- WHAT TO DO
Please write the listing below out again exactly, leaving every picture behind.

- INPUT RECORDS
+===+

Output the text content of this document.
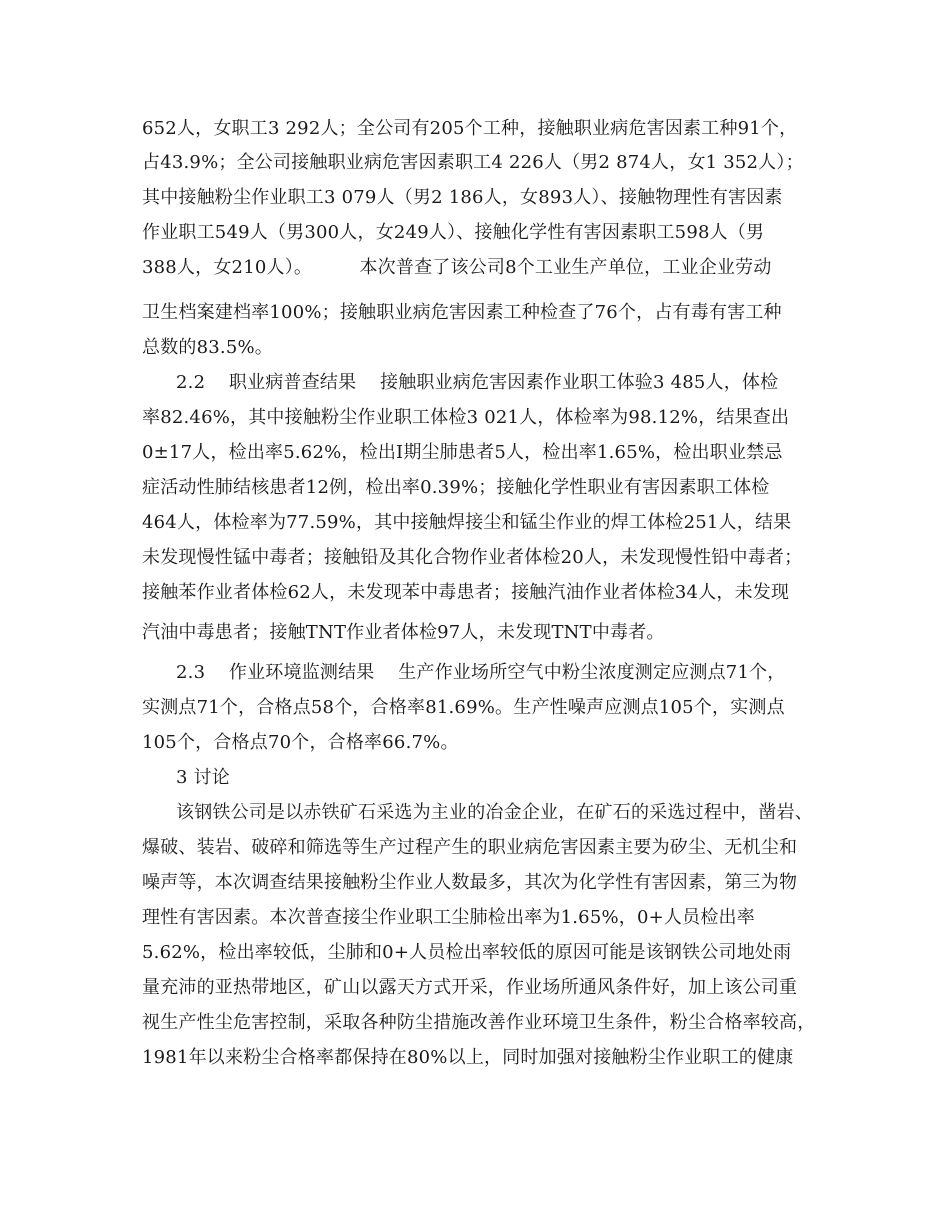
652人，女职工3 292人；全公司有205个工种，接触职业病危害因素工种91个，
占43.9%；全公司接触职业病危害因素职工4 226人（男2 874人，女1 352人）；
其中接触粉尘作业职工3 079人（男2 186人，女893人）、接触物理性有害因素
作业职工549人（男300人，女249人）、接触化学性有害因素职工598人（男
388人，女210人）。        本次普查了该公司8个工业生产单位，工业企业劳动
卫生档案建档率100%；接触职业病危害因素工种检查了76个，占有毒有害工种
总数的83.5%。
2.2    职业病普查结果    接触职业病危害因素作业职工体验3 485人，体检
率82.46%，其中接触粉尘作业职工体检3 021人，体检率为98.12%，结果查出
0±17人，检出率5.62%，检出Ⅰ期尘肺患者5人，检出率1.65%，检出职业禁忌
症活动性肺结核患者12例，检出率0.39%；接触化学性职业有害因素职工体检
464人，体检率为77.59%，其中接触焊接尘和锰尘作业的焊工体检251人，结果
未发现慢性锰中毒者；接触铅及其化合物作业者体检20人，未发现慢性铅中毒者；
接触苯作业者体检62人，未发现苯中毒患者；接触汽油作业者体检34人，未发现
汽油中毒患者；接触TNT作业者体检97人，未发现TNT中毒者。
2.3    作业环境监测结果    生产作业场所空气中粉尘浓度测定应测点71个，
实测点71个，合格点58个，合格率81.69%。生产性噪声应测点105个，实测点
105个，合格点70个，合格率66.7%。
3 讨论
该钢铁公司是以赤铁矿石采选为主业的冶金企业，在矿石的采选过程中，凿岩、
爆破、装岩、破碎和筛选等生产过程产生的职业病危害因素主要为矽尘、无机尘和
噪声等，本次调查结果接触粉尘作业人数最多，其次为化学性有害因素，第三为物
理性有害因素。本次普查接尘作业职工尘肺检出率为1.65%，0+人员检出率
5.62%，检出率较低，尘肺和0+人员检出率较低的原因可能是该钢铁公司地处雨
量充沛的亚热带地区，矿山以露天方式开采，作业场所通风条件好，加上该公司重
视生产性尘危害控制，采取各种防尘措施改善作业环境卫生条件，粉尘合格率较高，
1981年以来粉尘合格率都保持在80%以上，同时加强对接触粉尘作业职工的健康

+===+

- SOLUTION BELOW
Output the text content of this document.
652人，女职工3 292人；全公司有205个工种，接触职业病危害因素工种91个，
占43.9%；全公司接触职业病危害因素职工4 226人（男2 874人，女1 352人）；
其中接触粉尘作业职工3 079人（男2 186人，女893人）、接触物理性有害因素
作业职工549人（男300人，女249人）、接触化学性有害因素职工598人（男
388人，女210人）。        本次普查了该公司8个工业生产单位，工业企业劳动
卫生档案建档率100%；接触职业病危害因素工种检查了76个，占有毒有害工种
总数的83.5%。
2.2    职业病普查结果    接触职业病危害因素作业职工体验3 485人，体检
率82.46%，其中接触粉尘作业职工体检3 021人，体检率为98.12%，结果查出
0±17人，检出率5.62%，检出Ⅰ期尘肺患者5人，检出率1.65%，检出职业禁忌
症活动性肺结核患者12例，检出率0.39%；接触化学性职业有害因素职工体检
464人，体检率为77.59%，其中接触焊接尘和锰尘作业的焊工体检251人，结果
未发现慢性锰中毒者；接触铅及其化合物作业者体检20人，未发现慢性铅中毒者；
接触苯作业者体检62人，未发现苯中毒患者；接触汽油作业者体检34人，未发现
汽油中毒患者；接触TNT作业者体检97人，未发现TNT中毒者。
2.3    作业环境监测结果    生产作业场所空气中粉尘浓度测定应测点71个，
实测点71个，合格点58个，合格率81.69%。生产性噪声应测点105个，实测点
105个，合格点70个，合格率66.7%。
3 讨论
该钢铁公司是以赤铁矿石采选为主业的冶金企业，在矿石的采选过程中，凿岩、
爆破、装岩、破碎和筛选等生产过程产生的职业病危害因素主要为矽尘、无机尘和
噪声等，本次调查结果接触粉尘作业人数最多，其次为化学性有害因素，第三为物
理性有害因素。本次普查接尘作业职工尘肺检出率为1.65%，0+人员检出率
5.62%，检出率较低，尘肺和0+人员检出率较低的原因可能是该钢铁公司地处雨
量充沛的亚热带地区，矿山以露天方式开采，作业场所通风条件好，加上该公司重
视生产性尘危害控制，采取各种防尘措施改善作业环境卫生条件，粉尘合格率较高，
1981年以来粉尘合格率都保持在80%以上，同时加强对接触粉尘作业职工的健康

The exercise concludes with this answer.